»»

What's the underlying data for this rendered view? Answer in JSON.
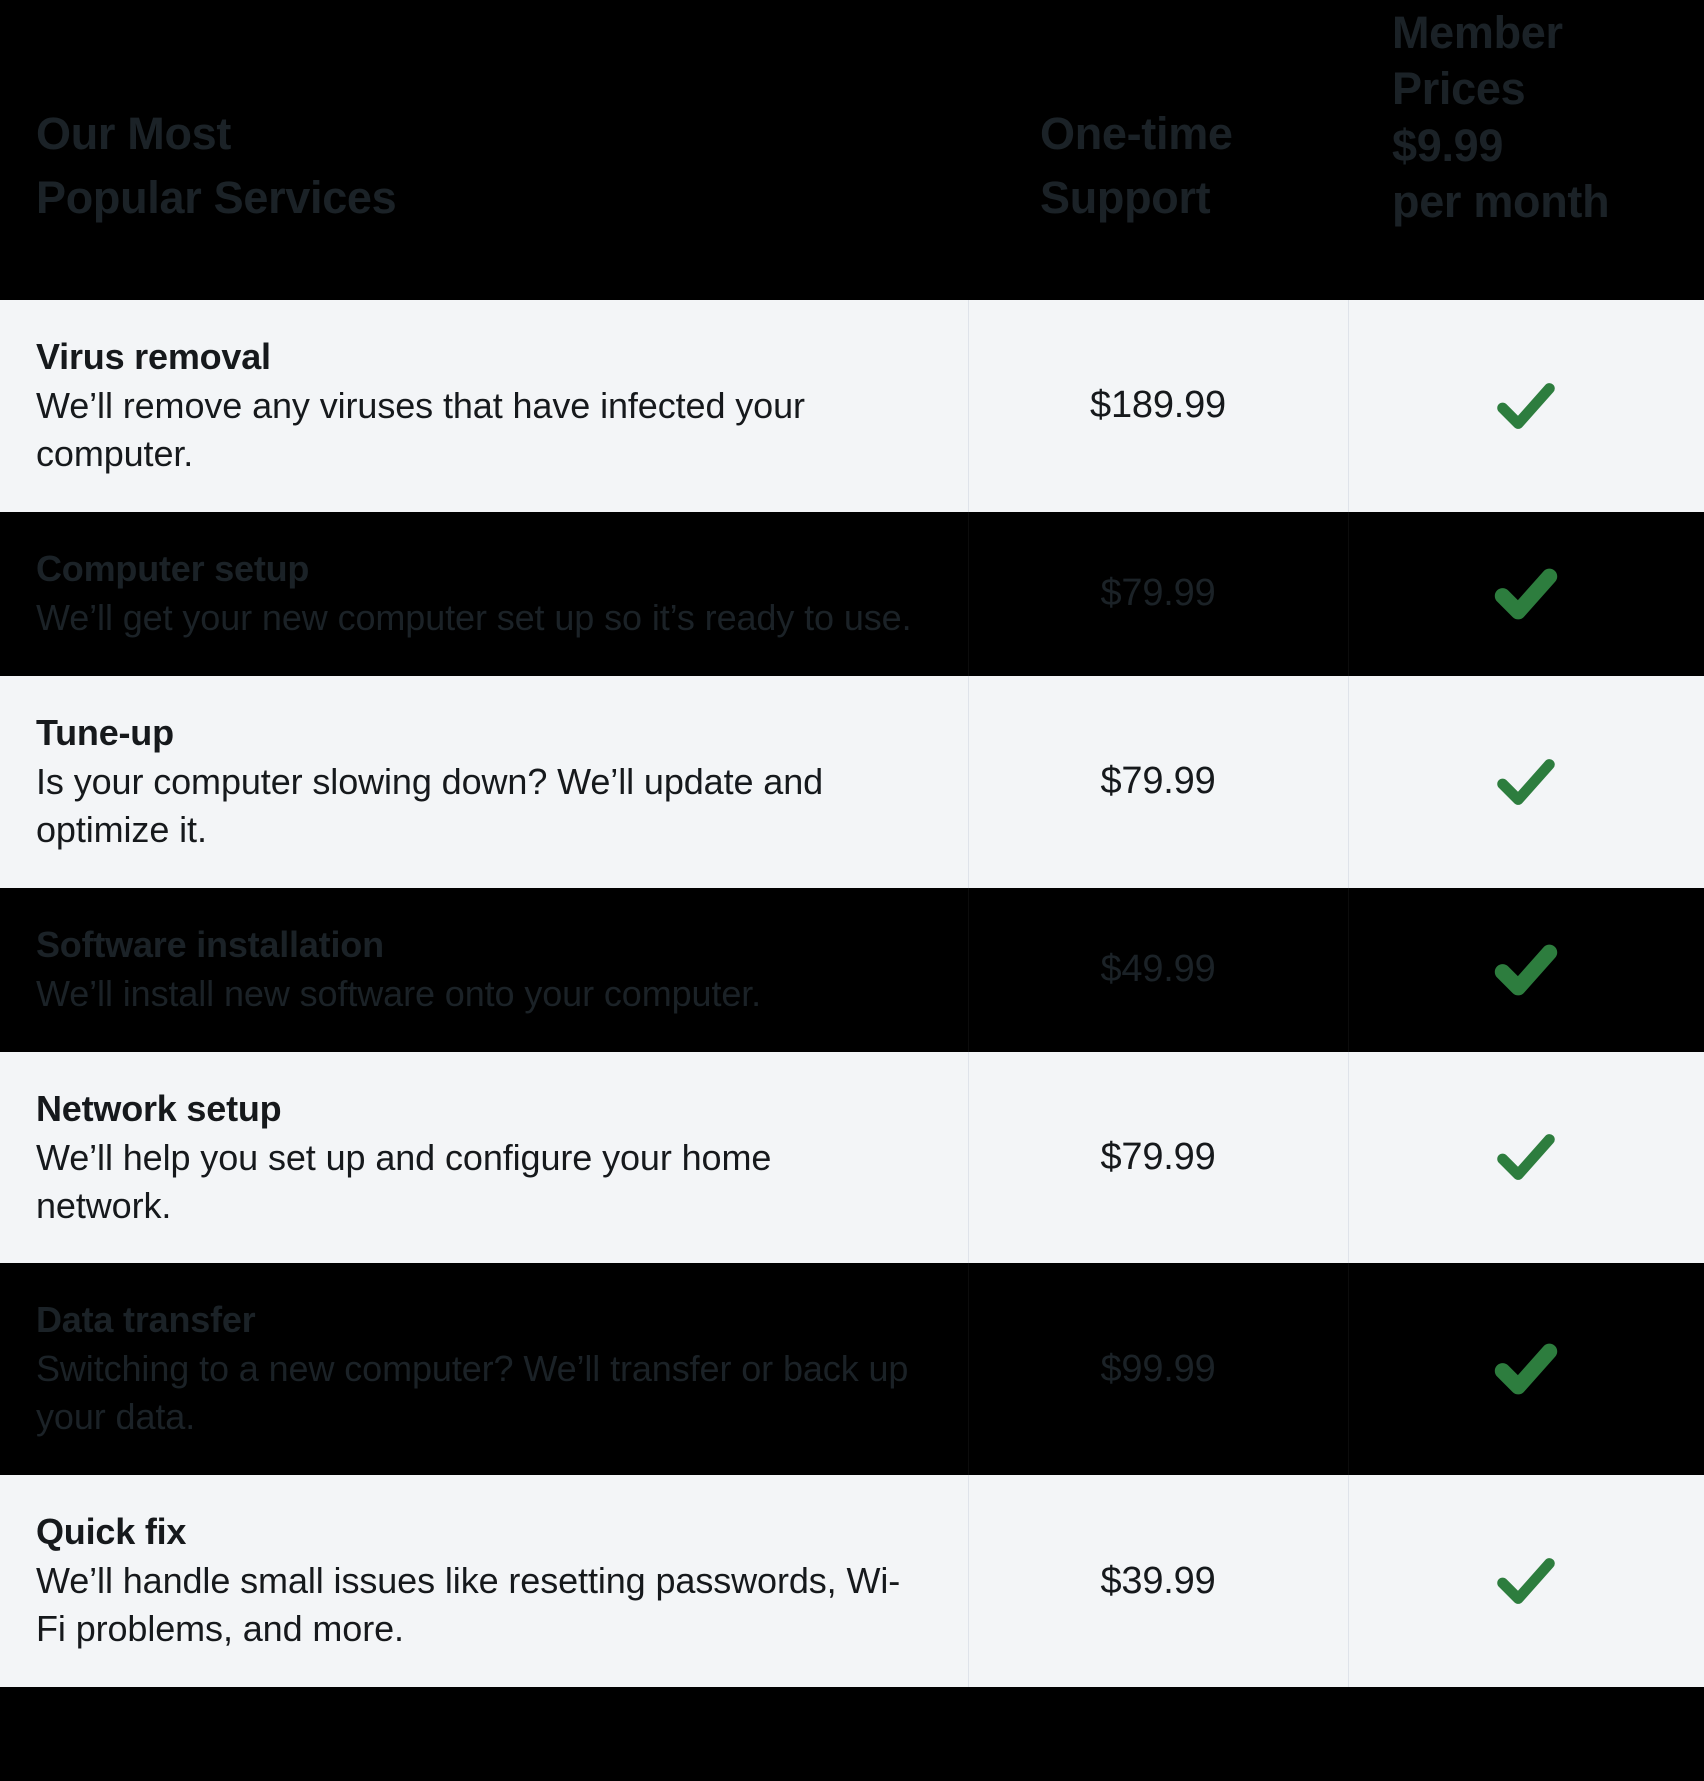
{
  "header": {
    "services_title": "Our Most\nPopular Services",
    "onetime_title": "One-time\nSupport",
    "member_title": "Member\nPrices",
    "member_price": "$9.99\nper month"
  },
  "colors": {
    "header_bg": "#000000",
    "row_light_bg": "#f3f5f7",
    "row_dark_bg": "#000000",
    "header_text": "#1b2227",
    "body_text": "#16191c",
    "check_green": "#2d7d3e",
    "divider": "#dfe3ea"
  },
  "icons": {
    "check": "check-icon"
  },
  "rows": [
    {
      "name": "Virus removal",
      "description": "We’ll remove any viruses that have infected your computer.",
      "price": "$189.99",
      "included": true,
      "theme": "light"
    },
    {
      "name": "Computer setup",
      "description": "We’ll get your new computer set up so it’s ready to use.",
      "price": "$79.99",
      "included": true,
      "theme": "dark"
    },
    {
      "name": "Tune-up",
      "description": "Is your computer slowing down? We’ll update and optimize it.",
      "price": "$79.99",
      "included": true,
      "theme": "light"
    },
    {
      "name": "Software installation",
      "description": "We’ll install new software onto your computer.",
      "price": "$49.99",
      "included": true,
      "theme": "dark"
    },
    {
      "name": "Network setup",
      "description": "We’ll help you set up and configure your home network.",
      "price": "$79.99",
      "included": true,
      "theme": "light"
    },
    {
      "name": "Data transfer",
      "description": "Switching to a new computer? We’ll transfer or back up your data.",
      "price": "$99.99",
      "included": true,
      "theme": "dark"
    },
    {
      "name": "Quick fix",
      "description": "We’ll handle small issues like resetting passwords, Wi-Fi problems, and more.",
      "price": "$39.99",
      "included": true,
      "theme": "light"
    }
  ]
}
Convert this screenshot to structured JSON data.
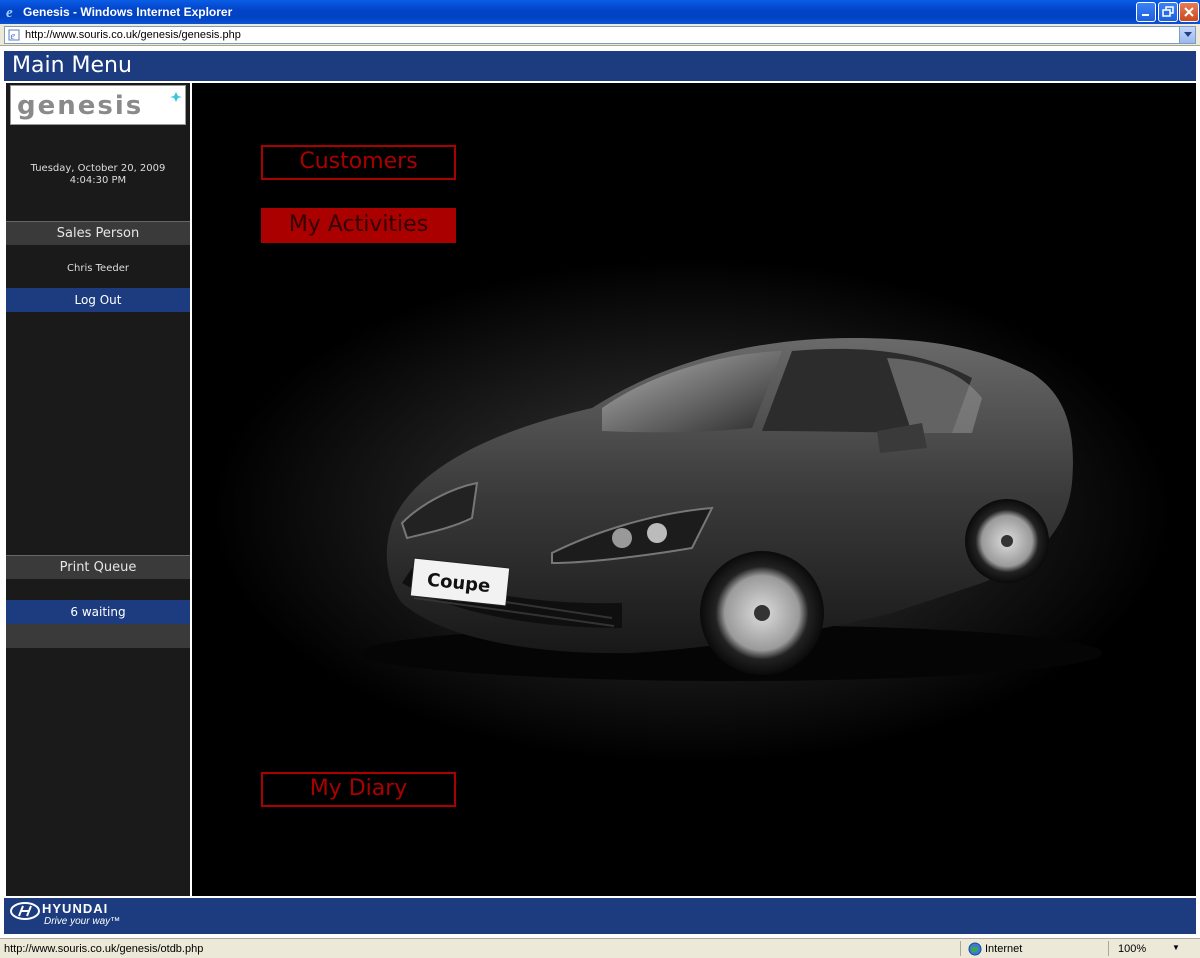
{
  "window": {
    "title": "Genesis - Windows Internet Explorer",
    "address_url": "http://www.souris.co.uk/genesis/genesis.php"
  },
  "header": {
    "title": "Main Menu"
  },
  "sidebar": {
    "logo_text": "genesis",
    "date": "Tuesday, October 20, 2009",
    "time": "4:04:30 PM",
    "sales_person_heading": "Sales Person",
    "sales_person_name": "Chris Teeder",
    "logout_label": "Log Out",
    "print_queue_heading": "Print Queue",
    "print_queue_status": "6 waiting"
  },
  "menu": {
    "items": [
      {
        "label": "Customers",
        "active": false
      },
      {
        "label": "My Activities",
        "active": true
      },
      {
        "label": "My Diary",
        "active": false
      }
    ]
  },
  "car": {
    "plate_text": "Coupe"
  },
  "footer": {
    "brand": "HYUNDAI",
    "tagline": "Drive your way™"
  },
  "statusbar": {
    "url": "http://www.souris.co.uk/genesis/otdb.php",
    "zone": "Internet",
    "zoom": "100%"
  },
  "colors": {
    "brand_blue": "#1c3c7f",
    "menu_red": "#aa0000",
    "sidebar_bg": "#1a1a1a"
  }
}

««

Problem to solve — Go through the material and select each line with the string "setup" in it.

Exercise result —
      "name": "Computer setup",
      "name": "Network setup",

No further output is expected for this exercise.